- [Required work]: From the memoir excerpt below, extract the passage word for word, starting with "The result was" and going on through "family, on and on.".

The result was that I never did write about our friendship. Until now. Many writers have been canceled on Binders Full of Creative Nonfiction, and it is now a place where the mob rules and God help those who don’t know it yet and naively say something out of line. Of course, this is the case everywhere now. People are afraid to speak unless they say the right things. Not only as writers, but people in all walks of life. If you say the wrong thing, you can lose your job, your reputation, your family, on and on.

So, I start here, on the night of November 6, 2016. That night will forever be imprinted on my brain, driving from my home in Woodland Hills to Silvia’s sister’s house in Fontana. Fires blazed on the skyline. Police cars raced in the opposite direction on the freeway, sirens blaring, lights flashing. The country was on the verge of chaos, angered that this orange man bad had been elected, or so it seemed he would be.

I didn’t vote for Trump. I didn’t vote for Clinton. I found myself thinking Trump was the lessor of two evils. In fact, I started thinking that I wanted Trump to win and the thought appalled me. Almost all my friends were liberals. I kept my thoughts to myself.

I had grown up in a conservative Christian family. My father, Dave Hunt, had been an influential Christian author in the 1980s. I had rebelled against all of that. I had written about the evils of conservatism. I wasn’t conservative. So why was I thinking like this? It would take some time for me to realize why and to not be afraid to talk about it. Dave Hunt

As I drove, I wondered what kind of world Silvia was coming back to and how well she would navigate it. As it turns out, like everything in her life, she showed amazing resilience and courage.

- [Extracted records]:
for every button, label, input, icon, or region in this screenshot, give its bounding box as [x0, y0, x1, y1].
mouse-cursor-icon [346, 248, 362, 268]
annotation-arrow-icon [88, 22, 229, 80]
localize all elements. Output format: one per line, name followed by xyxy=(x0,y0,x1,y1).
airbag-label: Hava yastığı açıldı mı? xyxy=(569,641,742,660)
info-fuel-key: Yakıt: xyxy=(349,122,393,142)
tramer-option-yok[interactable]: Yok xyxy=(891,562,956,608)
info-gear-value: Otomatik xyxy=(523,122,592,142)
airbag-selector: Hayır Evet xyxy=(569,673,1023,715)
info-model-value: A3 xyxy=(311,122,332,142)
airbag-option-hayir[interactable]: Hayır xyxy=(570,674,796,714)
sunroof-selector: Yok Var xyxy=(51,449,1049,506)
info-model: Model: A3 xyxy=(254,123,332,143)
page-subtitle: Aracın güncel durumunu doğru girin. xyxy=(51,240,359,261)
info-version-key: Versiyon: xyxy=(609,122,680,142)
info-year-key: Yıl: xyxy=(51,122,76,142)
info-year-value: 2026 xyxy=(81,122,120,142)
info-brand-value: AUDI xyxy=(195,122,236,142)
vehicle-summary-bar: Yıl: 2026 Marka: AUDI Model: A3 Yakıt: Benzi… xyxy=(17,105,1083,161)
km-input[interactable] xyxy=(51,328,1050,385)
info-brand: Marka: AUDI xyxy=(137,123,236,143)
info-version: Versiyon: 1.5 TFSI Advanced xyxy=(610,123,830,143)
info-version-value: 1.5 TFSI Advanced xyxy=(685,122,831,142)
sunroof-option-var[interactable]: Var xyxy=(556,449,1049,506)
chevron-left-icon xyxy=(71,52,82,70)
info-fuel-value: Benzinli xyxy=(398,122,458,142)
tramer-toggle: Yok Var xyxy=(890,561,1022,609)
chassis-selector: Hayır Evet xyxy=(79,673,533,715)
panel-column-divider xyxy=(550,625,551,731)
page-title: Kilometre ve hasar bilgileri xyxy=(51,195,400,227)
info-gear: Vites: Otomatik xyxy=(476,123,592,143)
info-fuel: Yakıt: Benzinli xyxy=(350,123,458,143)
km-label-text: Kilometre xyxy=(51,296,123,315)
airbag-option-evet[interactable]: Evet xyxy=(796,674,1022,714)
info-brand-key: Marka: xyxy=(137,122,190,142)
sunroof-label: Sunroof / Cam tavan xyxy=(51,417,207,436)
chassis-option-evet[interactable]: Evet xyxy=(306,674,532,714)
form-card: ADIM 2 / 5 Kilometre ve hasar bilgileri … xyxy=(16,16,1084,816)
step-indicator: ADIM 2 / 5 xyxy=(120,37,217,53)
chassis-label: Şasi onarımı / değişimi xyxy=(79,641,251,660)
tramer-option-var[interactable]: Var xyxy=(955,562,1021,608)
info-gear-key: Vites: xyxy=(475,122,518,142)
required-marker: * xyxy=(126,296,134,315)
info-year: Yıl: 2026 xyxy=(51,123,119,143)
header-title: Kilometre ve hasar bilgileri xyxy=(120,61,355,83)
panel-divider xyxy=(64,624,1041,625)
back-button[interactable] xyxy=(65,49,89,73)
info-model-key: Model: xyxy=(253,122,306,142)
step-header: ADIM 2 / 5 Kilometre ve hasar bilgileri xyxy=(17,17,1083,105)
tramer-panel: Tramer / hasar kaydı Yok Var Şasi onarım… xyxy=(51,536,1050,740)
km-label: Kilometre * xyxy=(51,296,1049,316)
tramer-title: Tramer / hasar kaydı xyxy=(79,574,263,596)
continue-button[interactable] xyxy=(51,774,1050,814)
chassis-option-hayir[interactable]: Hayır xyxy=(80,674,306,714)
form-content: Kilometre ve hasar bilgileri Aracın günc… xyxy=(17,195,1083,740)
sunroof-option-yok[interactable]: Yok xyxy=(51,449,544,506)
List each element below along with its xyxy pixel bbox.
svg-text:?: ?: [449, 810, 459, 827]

- [Exercise response]:
The result was that I never did write about our friendship. Until now. Many writers have been canceled on Binders Full of Creative Nonfiction, and it is now a place where the mob rules and God help those who don’t know it yet and naively say something out of line. Of course, this is the case everywhere now. People are afraid to speak unless they say the right things. Not only as writers, but people in all walks of life. If you say the wrong thing, you can lose your job, your reputation, your family, on and on.